### Extracted information
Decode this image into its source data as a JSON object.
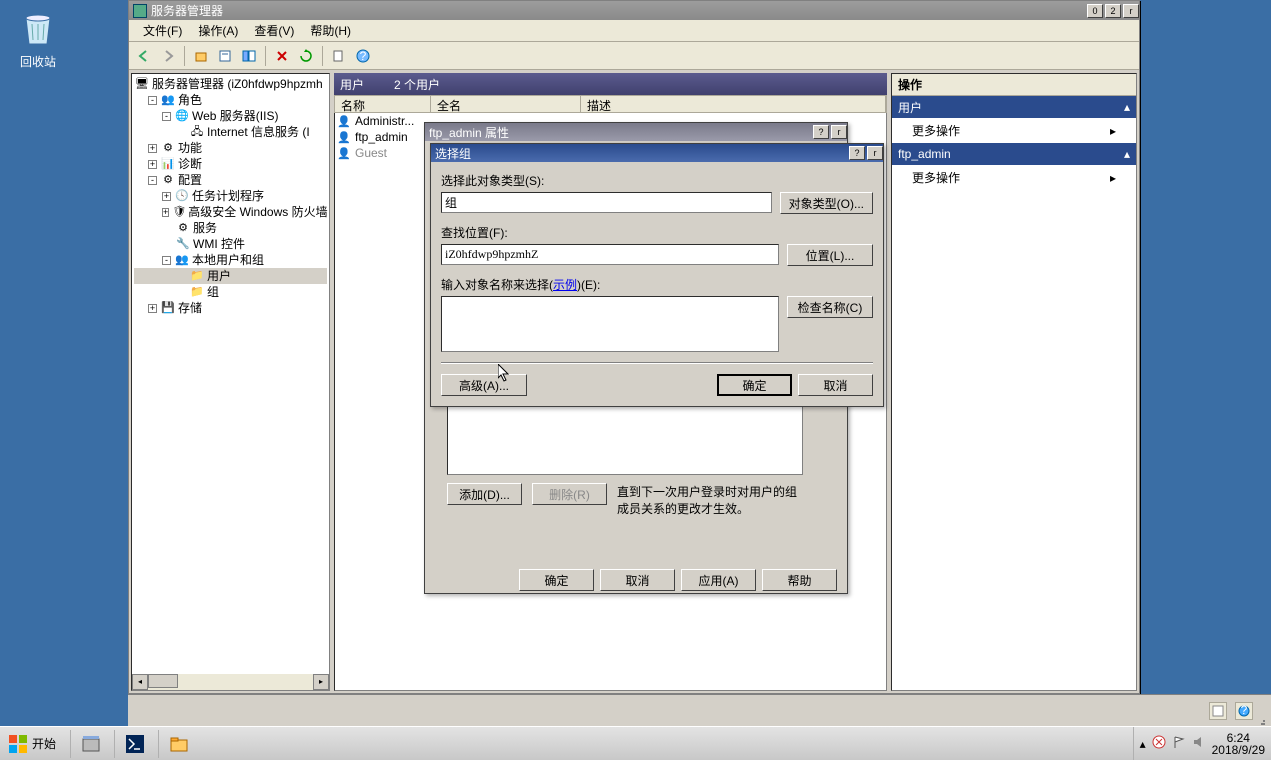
{
  "desktop": {
    "recycle_bin": "回收站"
  },
  "window": {
    "title": "服务器管理器",
    "menu": {
      "file": "文件(F)",
      "action": "操作(A)",
      "view": "查看(V)",
      "help": "帮助(H)"
    }
  },
  "tree": {
    "root": "服务器管理器 (iZ0hfdwp9hpzmh",
    "roles": "角色",
    "web_iis": "Web 服务器(IIS)",
    "iis_info": "Internet 信息服务 (I",
    "features": "功能",
    "diagnostics": "诊断",
    "config": "配置",
    "task_sched": "任务计划程序",
    "adv_firewall": "高级安全 Windows 防火墙",
    "services": "服务",
    "wmi": "WMI 控件",
    "local_users": "本地用户和组",
    "users": "用户",
    "groups": "组",
    "storage": "存储"
  },
  "list": {
    "header_title": "用户",
    "header_count": "2 个用户",
    "col_name": "名称",
    "col_fullname": "全名",
    "col_desc": "描述",
    "rows": [
      {
        "name": "Administr..."
      },
      {
        "name": "ftp_admin"
      },
      {
        "name": "Guest"
      }
    ]
  },
  "actions": {
    "title": "操作",
    "section1": "用户",
    "more1": "更多操作",
    "section2": "ftp_admin",
    "more2": "更多操作"
  },
  "props_dialog": {
    "title": "ftp_admin 属性",
    "note": "直到下一次用户登录时对用户的组成员关系的更改才生效。",
    "add": "添加(D)...",
    "remove": "删除(R)",
    "ok": "确定",
    "cancel": "取消",
    "apply": "应用(A)",
    "help": "帮助"
  },
  "select_dialog": {
    "title": "选择组",
    "obj_type_label": "选择此对象类型(S):",
    "obj_type_value": "组",
    "obj_type_btn": "对象类型(O)...",
    "location_label": "查找位置(F):",
    "location_value": "iZ0hfdwp9hpzmhZ",
    "location_btn": "位置(L)...",
    "names_label_pre": "输入对象名称来选择(",
    "names_label_link": "示例",
    "names_label_post": ")(E):",
    "check_names": "检查名称(C)",
    "advanced": "高级(A)...",
    "ok": "确定",
    "cancel": "取消"
  },
  "taskbar": {
    "start": "开始",
    "time": "6:24",
    "date": "2018/9/29"
  }
}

### What you need to do
Please set down each line of the data above exactly as written, without the pictures.

### Solution
Decode this image into its source data as a JSON object.
{
  "desktop": {
    "recycle_bin": "回收站"
  },
  "window": {
    "title": "服务器管理器",
    "menu": {
      "file": "文件(F)",
      "action": "操作(A)",
      "view": "查看(V)",
      "help": "帮助(H)"
    }
  },
  "tree": {
    "root": "服务器管理器 (iZ0hfdwp9hpzmh",
    "roles": "角色",
    "web_iis": "Web 服务器(IIS)",
    "iis_info": "Internet 信息服务 (I",
    "features": "功能",
    "diagnostics": "诊断",
    "config": "配置",
    "task_sched": "任务计划程序",
    "adv_firewall": "高级安全 Windows 防火墙",
    "services": "服务",
    "wmi": "WMI 控件",
    "local_users": "本地用户和组",
    "users": "用户",
    "groups": "组",
    "storage": "存储"
  },
  "list": {
    "header_title": "用户",
    "header_count": "2 个用户",
    "col_name": "名称",
    "col_fullname": "全名",
    "col_desc": "描述",
    "rows": [
      {
        "name": "Administr..."
      },
      {
        "name": "ftp_admin"
      },
      {
        "name": "Guest"
      }
    ]
  },
  "actions": {
    "title": "操作",
    "section1": "用户",
    "more1": "更多操作",
    "section2": "ftp_admin",
    "more2": "更多操作"
  },
  "props_dialog": {
    "title": "ftp_admin 属性",
    "note": "直到下一次用户登录时对用户的组成员关系的更改才生效。",
    "add": "添加(D)...",
    "remove": "删除(R)",
    "ok": "确定",
    "cancel": "取消",
    "apply": "应用(A)",
    "help": "帮助"
  },
  "select_dialog": {
    "title": "选择组",
    "obj_type_label": "选择此对象类型(S):",
    "obj_type_value": "组",
    "obj_type_btn": "对象类型(O)...",
    "location_label": "查找位置(F):",
    "location_value": "iZ0hfdwp9hpzmhZ",
    "location_btn": "位置(L)...",
    "names_label_pre": "输入对象名称来选择(",
    "names_label_link": "示例",
    "names_label_post": ")(E):",
    "check_names": "检查名称(C)",
    "advanced": "高级(A)...",
    "ok": "确定",
    "cancel": "取消"
  },
  "taskbar": {
    "start": "开始",
    "time": "6:24",
    "date": "2018/9/29"
  }
}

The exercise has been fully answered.